DOCUMENT EXCERPT below:

I’m currently using NPM and upgrading to a new VPS for my business. I have a public website and am going to host a few more for friends, plus a few other services. Everything is on docker for ease. I use Cloudflare for DNS so would prefer using a DNS challenge. I will change this at some point but not yet ready to!
Should I:
- stick with Nginx Proxy Manager which I know well (is it really that insecure or outdated?)
- switch to NPM Plus (assuming this is the easiest)
- switch to Caddy (seems to be there most recommended but will be a learning curve for me)
- Try out Nginx (seems like a massive learning curve so I’m very reluctant)


Thanks for this. To be honest it just did not cross my mind! Horserace, I am not sure I want to rely on Cloudflare too much though in case they so something in the future like put those things behind paywalls. My domains are through someone else so can easily switch nameservers to them for DNS. It does sound much easier and safer though so will have to consider it
Totally understandable. It’s good to be aware of future pitfalls, etc. I realize there are those who frown on Cloudflare, and I can see their point. For me, I’ll use them for the time being, and monitor any policy changes, or future gotchas. Of course, it goes without saying, that we should be doing that anyways even for opensource software. Things change, motivations change, project direction changes.

End of DOCUMENT EXCERPT.

- **REQUIREMENT 1**
From the reverse proxy discussion, extract the passage from "- switch to Caddy" up to and including "I’m very reluctant)".
- **REQUIREMENT 2**
Which reverse proxy options does the reverse proxy discussion list in the "Should I:" section?
- **REQUIREMENT 3**
Carry on the reverse proxy discussion from its last sentence.

DATA FOR REVIEW below:

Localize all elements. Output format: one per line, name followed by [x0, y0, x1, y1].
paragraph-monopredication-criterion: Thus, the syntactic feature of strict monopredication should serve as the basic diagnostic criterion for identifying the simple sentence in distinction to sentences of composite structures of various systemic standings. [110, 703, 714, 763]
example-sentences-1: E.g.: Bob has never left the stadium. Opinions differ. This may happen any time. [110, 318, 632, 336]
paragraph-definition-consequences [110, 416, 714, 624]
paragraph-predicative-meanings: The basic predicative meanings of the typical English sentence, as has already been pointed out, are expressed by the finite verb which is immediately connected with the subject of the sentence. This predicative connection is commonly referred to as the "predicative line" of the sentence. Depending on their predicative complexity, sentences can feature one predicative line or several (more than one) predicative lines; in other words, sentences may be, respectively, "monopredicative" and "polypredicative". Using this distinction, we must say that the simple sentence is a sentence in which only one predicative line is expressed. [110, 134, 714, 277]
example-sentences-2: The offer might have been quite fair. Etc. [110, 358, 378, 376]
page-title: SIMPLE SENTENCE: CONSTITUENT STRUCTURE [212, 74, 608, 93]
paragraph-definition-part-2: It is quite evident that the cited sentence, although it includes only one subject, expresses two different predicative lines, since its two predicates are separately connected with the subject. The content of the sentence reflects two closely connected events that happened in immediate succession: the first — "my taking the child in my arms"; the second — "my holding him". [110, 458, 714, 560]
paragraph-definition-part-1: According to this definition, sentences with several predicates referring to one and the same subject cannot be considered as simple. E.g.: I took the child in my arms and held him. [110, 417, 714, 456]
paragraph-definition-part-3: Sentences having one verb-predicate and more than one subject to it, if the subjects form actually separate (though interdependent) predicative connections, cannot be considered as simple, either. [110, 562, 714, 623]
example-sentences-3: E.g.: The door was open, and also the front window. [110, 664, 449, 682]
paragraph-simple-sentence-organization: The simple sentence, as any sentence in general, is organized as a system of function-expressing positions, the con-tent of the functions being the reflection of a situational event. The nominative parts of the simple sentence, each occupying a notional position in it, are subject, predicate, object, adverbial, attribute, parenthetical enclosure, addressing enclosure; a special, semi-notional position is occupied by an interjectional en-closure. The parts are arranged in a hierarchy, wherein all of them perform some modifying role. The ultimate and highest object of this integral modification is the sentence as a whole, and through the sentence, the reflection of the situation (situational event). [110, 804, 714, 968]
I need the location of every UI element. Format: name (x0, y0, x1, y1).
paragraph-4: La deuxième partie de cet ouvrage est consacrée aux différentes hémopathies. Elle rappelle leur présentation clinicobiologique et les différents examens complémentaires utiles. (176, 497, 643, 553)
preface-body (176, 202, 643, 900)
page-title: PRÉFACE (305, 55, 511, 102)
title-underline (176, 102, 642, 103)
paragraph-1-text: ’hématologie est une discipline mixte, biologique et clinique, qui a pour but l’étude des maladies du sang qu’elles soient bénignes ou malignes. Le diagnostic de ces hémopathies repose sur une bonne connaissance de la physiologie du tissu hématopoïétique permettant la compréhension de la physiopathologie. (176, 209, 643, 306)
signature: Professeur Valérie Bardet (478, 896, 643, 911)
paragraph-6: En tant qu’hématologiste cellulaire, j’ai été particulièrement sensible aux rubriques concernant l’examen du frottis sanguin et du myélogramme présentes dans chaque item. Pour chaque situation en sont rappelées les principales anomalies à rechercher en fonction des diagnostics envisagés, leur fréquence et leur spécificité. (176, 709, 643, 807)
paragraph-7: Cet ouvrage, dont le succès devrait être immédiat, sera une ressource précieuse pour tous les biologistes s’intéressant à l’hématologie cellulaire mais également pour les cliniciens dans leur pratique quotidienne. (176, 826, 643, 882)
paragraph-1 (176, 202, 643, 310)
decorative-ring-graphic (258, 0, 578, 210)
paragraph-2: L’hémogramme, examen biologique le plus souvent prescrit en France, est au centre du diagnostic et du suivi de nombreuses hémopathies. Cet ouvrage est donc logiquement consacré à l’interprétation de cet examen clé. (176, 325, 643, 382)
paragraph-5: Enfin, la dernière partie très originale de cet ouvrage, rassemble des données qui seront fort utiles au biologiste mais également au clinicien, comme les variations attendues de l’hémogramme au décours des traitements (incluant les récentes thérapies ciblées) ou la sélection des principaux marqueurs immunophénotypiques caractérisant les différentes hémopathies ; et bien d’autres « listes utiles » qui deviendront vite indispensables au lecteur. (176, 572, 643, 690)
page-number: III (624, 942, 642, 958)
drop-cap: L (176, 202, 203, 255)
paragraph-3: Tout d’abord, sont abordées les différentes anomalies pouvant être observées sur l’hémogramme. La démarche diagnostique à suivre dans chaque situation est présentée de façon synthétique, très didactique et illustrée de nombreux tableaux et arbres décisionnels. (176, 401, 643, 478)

End of DATA FOR REVIEW.

- **TASK RESULT 1**
- switch to Caddy (seems to be there most recommended but will be a learning curve for me)
- Try out Nginx (seems like a massive learning curve so I’m very reluctant)

- **TASK RESULT 2**
- Nginx Proxy Manager
- NPM Plus
- Caddy
- Nginx

- **TASK RESULT 3**
There are similar alternatives to Cloudflare Tunnels/ZeroTrust. I have not tried every one of them so I cannot vouch for their usability. There is ngrok, which seems to be the most popular of the alternatives, and there is Pagekite, Zrok, Pinggy, Localtunnel. As far as selfhosted options, Nebula, SirTunnel, BoringProxy, Pangolin, and frp come to mind.
If it were me, and these were public facing businesses, I would go with something rock solid like Cloudflare, familiarize myself with the options, then monitor for policy changes.